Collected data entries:

┏━━

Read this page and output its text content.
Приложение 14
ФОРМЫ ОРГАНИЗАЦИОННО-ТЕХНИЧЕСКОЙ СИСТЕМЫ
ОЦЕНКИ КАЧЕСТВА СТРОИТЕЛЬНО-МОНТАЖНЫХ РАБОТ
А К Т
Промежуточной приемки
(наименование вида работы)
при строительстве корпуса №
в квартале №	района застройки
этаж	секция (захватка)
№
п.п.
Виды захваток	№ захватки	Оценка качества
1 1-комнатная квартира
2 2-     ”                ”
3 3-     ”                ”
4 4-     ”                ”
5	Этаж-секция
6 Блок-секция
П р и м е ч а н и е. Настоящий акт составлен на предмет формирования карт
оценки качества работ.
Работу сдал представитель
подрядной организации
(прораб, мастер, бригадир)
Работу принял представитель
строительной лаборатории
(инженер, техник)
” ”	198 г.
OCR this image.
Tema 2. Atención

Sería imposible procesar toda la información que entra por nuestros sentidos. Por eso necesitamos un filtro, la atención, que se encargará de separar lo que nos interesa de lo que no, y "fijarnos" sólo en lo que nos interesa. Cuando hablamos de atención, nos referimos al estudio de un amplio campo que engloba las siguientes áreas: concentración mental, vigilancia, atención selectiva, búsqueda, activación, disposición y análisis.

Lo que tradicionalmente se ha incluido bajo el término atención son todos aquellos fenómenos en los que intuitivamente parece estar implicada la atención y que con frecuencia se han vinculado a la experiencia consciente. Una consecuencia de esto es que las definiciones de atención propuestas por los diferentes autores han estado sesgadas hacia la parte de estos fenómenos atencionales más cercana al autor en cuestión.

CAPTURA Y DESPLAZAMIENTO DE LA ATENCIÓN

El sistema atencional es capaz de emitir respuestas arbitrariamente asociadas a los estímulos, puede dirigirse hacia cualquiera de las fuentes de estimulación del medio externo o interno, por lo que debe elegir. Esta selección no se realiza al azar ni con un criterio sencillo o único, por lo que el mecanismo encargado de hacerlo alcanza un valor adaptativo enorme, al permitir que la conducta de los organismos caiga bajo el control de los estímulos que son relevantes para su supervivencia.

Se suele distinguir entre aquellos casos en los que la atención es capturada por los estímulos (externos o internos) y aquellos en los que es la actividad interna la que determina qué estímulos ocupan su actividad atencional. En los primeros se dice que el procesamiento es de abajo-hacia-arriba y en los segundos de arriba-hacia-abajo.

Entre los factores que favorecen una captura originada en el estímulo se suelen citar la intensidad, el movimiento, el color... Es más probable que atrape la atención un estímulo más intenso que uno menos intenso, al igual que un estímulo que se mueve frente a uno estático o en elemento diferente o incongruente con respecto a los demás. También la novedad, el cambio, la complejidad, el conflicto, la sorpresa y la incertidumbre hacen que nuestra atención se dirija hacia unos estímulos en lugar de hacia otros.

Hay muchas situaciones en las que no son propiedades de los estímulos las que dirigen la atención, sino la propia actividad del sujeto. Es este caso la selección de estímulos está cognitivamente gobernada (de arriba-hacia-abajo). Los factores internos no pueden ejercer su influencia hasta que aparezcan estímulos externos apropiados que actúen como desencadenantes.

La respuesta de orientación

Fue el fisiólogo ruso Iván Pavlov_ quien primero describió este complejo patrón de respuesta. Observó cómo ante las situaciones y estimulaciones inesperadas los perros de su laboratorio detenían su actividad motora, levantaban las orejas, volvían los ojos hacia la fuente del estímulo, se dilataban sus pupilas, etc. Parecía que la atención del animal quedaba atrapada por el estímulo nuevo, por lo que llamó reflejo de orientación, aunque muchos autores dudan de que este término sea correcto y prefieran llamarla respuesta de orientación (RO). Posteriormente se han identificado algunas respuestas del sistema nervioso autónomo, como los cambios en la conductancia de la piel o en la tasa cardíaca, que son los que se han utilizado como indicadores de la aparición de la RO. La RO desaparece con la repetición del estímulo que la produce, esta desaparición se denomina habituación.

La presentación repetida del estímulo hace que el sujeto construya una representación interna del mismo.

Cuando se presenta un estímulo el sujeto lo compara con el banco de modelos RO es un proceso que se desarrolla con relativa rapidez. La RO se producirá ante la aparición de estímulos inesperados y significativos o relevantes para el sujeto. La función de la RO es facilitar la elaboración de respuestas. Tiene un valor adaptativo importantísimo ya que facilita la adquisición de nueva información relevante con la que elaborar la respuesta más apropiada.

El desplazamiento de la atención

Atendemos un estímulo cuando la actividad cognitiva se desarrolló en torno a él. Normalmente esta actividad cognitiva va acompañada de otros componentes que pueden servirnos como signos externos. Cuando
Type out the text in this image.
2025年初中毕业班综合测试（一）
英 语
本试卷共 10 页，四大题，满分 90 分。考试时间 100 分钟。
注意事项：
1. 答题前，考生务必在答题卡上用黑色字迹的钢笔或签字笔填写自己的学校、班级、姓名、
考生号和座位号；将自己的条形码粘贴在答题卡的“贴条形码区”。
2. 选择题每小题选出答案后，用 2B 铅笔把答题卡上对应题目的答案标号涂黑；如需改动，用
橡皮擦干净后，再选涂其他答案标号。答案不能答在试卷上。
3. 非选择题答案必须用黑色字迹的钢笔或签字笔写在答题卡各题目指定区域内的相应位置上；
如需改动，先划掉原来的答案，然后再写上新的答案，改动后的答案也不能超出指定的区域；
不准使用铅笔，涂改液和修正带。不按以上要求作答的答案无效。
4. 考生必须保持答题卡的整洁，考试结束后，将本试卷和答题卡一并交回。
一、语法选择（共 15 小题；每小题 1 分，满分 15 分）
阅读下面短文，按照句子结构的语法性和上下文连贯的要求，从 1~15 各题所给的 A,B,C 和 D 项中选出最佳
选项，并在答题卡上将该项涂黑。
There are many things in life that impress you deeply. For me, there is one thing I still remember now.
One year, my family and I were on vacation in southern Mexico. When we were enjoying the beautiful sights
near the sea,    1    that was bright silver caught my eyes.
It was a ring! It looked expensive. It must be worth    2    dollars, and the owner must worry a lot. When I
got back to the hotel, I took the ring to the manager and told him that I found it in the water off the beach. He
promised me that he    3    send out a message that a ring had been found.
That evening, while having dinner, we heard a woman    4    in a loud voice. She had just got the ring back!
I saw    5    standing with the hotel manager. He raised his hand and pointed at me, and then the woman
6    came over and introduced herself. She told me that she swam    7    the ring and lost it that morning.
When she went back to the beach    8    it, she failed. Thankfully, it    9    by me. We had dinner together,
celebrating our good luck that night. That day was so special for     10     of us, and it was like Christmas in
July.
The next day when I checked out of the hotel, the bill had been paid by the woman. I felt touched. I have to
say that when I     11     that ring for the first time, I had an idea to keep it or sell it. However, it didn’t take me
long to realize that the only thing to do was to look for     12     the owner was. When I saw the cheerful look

┗━━

What is required
Copy every line of the listing that includes the string "factores".

Exercise solution
Entre los factores que favorecen una captura originada en el estímulo se suelen citar la intensidad, el movimiento, el color... Es más probable que atrape la atención un estímulo más intenso que uno menos intenso, al igual que un estímulo que se mueve frente a uno estático o en elemento diferente o incongruente con respecto a los demás. También la novedad, el cambio, la complejidad, el conflicto, la sorpresa y la incertidumbre hacen que nuestra atención se dirija hacia unos estímulos en lugar de hacia otros.
Hay muchas situaciones en las que no son propiedades de los estímulos las que dirigen la atención, sino la propia actividad del sujeto. Es este caso la selección de estímulos está cognitivamente gobernada (de arriba-hacia-abajo). Los factores internos no pueden ejercer su influencia hasta que aparezcan estímulos externos apropiados que actúen como desencadenantes.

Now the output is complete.